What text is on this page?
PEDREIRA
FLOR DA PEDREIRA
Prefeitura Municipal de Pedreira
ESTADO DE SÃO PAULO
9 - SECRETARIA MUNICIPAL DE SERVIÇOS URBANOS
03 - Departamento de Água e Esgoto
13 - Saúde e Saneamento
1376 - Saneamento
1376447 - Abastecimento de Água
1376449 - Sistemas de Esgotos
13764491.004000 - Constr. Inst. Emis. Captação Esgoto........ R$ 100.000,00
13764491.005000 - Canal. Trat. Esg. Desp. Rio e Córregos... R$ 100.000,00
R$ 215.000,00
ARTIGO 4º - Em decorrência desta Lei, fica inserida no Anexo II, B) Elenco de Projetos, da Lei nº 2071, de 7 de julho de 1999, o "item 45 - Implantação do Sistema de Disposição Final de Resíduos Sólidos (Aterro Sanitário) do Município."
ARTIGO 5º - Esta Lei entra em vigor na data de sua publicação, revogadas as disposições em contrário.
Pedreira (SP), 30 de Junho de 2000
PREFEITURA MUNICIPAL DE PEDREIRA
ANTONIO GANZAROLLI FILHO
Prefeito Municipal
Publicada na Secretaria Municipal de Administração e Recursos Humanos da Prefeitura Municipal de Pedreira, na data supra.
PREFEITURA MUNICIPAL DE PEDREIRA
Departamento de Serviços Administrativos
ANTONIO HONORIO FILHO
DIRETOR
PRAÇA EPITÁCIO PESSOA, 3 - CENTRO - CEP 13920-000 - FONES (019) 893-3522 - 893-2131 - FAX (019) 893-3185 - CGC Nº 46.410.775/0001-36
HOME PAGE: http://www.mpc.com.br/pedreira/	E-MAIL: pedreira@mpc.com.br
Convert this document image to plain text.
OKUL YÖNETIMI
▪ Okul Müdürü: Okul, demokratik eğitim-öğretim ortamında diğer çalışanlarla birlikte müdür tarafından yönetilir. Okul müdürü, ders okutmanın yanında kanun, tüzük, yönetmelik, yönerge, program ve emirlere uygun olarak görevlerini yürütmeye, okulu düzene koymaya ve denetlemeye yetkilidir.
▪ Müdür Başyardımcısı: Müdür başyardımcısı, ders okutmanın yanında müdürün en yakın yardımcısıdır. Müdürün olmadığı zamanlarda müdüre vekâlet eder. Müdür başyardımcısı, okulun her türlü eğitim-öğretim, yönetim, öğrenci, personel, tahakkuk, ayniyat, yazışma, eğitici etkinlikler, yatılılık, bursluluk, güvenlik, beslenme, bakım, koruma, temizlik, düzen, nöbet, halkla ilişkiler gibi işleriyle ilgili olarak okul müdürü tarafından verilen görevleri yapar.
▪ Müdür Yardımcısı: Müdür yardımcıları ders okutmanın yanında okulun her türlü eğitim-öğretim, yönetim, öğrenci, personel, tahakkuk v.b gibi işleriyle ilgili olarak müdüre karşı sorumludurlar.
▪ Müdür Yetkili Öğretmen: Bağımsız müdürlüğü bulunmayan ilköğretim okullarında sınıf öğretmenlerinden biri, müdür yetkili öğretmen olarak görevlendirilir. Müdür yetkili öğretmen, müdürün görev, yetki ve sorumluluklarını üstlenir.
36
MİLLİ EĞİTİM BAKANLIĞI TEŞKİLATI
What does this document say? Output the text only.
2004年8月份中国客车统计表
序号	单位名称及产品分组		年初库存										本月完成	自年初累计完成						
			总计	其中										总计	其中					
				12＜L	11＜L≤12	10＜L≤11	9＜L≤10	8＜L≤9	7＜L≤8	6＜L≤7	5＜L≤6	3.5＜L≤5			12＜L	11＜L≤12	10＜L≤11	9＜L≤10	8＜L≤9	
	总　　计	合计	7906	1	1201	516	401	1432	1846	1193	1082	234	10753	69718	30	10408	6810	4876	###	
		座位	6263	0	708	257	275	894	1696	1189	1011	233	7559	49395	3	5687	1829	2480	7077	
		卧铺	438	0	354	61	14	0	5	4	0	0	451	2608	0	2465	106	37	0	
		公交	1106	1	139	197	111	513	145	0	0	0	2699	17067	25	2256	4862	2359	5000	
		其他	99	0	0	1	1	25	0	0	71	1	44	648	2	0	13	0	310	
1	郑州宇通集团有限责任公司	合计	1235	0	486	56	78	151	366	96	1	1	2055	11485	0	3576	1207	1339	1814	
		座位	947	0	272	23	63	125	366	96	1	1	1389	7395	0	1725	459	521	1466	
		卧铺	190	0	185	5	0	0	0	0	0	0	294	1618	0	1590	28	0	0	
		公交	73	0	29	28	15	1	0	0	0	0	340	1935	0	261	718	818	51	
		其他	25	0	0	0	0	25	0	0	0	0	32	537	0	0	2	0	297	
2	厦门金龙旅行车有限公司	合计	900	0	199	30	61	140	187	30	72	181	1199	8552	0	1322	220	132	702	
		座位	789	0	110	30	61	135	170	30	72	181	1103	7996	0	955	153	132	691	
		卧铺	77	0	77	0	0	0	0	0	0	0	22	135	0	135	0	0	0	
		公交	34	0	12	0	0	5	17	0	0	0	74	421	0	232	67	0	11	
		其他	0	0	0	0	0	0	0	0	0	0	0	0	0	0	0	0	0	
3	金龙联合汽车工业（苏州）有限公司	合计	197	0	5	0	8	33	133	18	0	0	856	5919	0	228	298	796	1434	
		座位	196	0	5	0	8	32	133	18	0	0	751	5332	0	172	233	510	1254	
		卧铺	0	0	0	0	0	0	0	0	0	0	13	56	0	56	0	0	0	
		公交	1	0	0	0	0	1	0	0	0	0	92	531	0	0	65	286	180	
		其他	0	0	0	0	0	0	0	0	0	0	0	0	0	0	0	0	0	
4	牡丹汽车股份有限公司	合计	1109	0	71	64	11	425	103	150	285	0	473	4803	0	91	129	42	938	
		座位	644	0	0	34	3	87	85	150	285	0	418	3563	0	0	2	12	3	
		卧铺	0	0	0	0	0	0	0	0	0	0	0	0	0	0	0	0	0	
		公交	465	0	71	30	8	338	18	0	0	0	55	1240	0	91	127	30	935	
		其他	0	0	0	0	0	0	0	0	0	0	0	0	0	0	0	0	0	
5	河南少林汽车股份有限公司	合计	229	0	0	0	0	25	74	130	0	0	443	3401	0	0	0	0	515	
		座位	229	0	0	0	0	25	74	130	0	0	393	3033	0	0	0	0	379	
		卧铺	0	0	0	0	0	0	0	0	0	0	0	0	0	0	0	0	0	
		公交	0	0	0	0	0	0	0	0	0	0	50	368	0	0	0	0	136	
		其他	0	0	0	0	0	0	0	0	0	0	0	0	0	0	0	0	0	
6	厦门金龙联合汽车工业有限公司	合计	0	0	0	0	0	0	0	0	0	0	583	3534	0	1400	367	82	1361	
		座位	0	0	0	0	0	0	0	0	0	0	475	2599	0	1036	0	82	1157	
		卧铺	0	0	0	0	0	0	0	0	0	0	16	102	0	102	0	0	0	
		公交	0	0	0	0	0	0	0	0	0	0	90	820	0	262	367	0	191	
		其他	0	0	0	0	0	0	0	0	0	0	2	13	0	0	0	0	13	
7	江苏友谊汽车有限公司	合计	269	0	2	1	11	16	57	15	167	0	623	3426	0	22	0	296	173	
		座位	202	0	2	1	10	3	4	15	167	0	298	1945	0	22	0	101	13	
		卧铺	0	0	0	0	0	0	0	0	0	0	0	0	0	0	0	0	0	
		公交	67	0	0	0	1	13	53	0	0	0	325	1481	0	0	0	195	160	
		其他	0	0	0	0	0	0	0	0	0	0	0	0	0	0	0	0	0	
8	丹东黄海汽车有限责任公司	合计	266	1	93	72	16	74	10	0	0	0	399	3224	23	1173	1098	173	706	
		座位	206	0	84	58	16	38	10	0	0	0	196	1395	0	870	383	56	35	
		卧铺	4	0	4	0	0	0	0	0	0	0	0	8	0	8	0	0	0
____________________
▶ Requirements
Pull every line containing the word "ARTIGO" out of the material and copy it.

▶ Response for this exercise
ARTIGO 4º - Em decorrência desta Lei, fica inserida no Anexo II, B) Elenco de Projetos, da Lei nº 2071, de 7 de julho de 1999, o "item 45 - Implantação do Sistema de Disposição Final de Resíduos Sólidos (Aterro Sanitário) do Município."
ARTIGO 5º - Esta Lei entra em vigor na data de sua publicação, revogadas as disposições em contrário.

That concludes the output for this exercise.